→ WHAT TO PRODUCE: In your copy, leave out the pictures and repeat the entries below exactly.

→ DATA ENTRIES:

══════════════════════════════

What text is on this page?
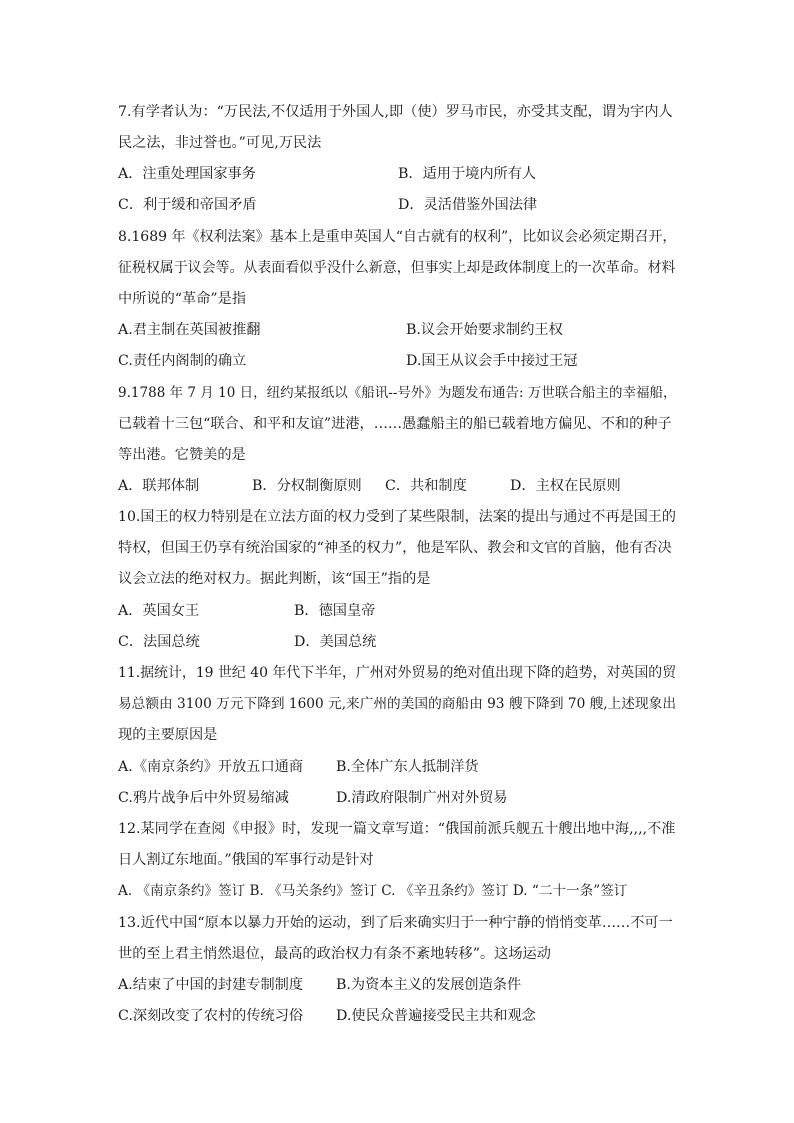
7.有学者认为：“万民法,不仅适用于外国人,即（使）罗马市民，亦受其支配，谓为宇内人
民之法，非过誉也。”可见,万民法
A．注重处理国家事务	B．适用于境内所有人
C．利于缓和帝国矛盾	D．灵活借鉴外国法律
8.1689 年《权利法案》基本上是重申英国人“自古就有的权利”，比如议会必须定期召开，
征税权属于议会等。从表面看似乎没什么新意，但事实上却是政体制度上的一次革命。材料
中所说的“革命”是指
A.君主制在英国被推翻	B.议会开始要求制约王权
C.责任内阁制的确立	D.国王从议会手中接过王冠
9.1788 年 7 月 10 日，纽约某报纸以《船讯--号外》为题发布通告: 万世联合船主的幸福船，
已载着十三包“联合、和平和友谊”进港，……愚蠢船主的船已载着地方偏见、不和的种子
等出港。它赞美的是
A．联邦体制	B．分权制衡原则 C．共和制度	D．主权在民原则
10.国王的权力特别是在立法方面的权力受到了某些限制，法案的提出与通过不再是国王的
特权，但国王仍享有统治国家的“神圣的权力”，他是军队、教会和文官的首脑，他有否决
议会立法的绝对权力。据此判断，该“国王”指的是
A．英国女王	B．德国皇帝
C．法国总统	D．美国总统
11.据统计，19 世纪 40 年代下半年，广州对外贸易的绝对值出现下降的趋势，对英国的贸
易总额由 3100 万元下降到 1600 元,来广州的美国的商船由 93 艘下降到 70 艘,上述现象出
现的主要原因是
A.《南京条约》开放五口通商 B.全体广东人抵制洋货
C.鸦片战争后中外贸易缩减	D.清政府限制广州对外贸易
12.某同学在查阅《申报》时，发现一篇文章写道：“俄国前派兵舰五十艘出地中海,,,,不准
日人割辽东地面。”俄国的军事行动是针对
A. 《南京条约》签订 B. 《马关条约》签订 C. 《辛丑条约》签订 D. “二十一条”签订
13.近代中国“原本以暴力开始的运动，到了后来确实归于一种宁静的悄悄变革……不可一
世的至上君主悄然退位，最高的政治权力有条不紊地转移”。这场运动
A.结束了中国的封建专制制度 B.为资本主义的发展创造条件
C.深刻改变了农村的传统习俗 D.使民众普遍接受民主共和观念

══════════════════════════════

→ SOLUTION FOR THIS EXERCISE:
What text is on this page?
7.有学者认为：“万民法,不仅适用于外国人,即（使）罗马市民，亦受其支配，谓为宇内人
民之法，非过誉也。”可见,万民法
A．注重处理国家事务	B．适用于境内所有人
C．利于缓和帝国矛盾	D．灵活借鉴外国法律
8.1689 年《权利法案》基本上是重申英国人“自古就有的权利”，比如议会必须定期召开，
征税权属于议会等。从表面看似乎没什么新意，但事实上却是政体制度上的一次革命。材料
中所说的“革命”是指
A.君主制在英国被推翻	B.议会开始要求制约王权
C.责任内阁制的确立	D.国王从议会手中接过王冠
9.1788 年 7 月 10 日，纽约某报纸以《船讯--号外》为题发布通告: 万世联合船主的幸福船，
已载着十三包“联合、和平和友谊”进港，……愚蠢船主的船已载着地方偏见、不和的种子
等出港。它赞美的是
A．联邦体制	B．分权制衡原则 C．共和制度	D．主权在民原则
10.国王的权力特别是在立法方面的权力受到了某些限制，法案的提出与通过不再是国王的
特权，但国王仍享有统治国家的“神圣的权力”，他是军队、教会和文官的首脑，他有否决
议会立法的绝对权力。据此判断，该“国王”指的是
A．英国女王	B．德国皇帝
C．法国总统	D．美国总统
11.据统计，19 世纪 40 年代下半年，广州对外贸易的绝对值出现下降的趋势，对英国的贸
易总额由 3100 万元下降到 1600 元,来广州的美国的商船由 93 艘下降到 70 艘,上述现象出
现的主要原因是
A.《南京条约》开放五口通商 B.全体广东人抵制洋货
C.鸦片战争后中外贸易缩减	D.清政府限制广州对外贸易
12.某同学在查阅《申报》时，发现一篇文章写道：“俄国前派兵舰五十艘出地中海,,,,不准
日人割辽东地面。”俄国的军事行动是针对
A. 《南京条约》签订 B. 《马关条约》签订 C. 《辛丑条约》签订 D. “二十一条”签订
13.近代中国“原本以暴力开始的运动，到了后来确实归于一种宁静的悄悄变革……不可一
世的至上君主悄然退位，最高的政治权力有条不紊地转移”。这场运动
A.结束了中国的封建专制制度 B.为资本主义的发展创造条件
C.深刻改变了农村的传统习俗 D.使民众普遍接受民主共和观念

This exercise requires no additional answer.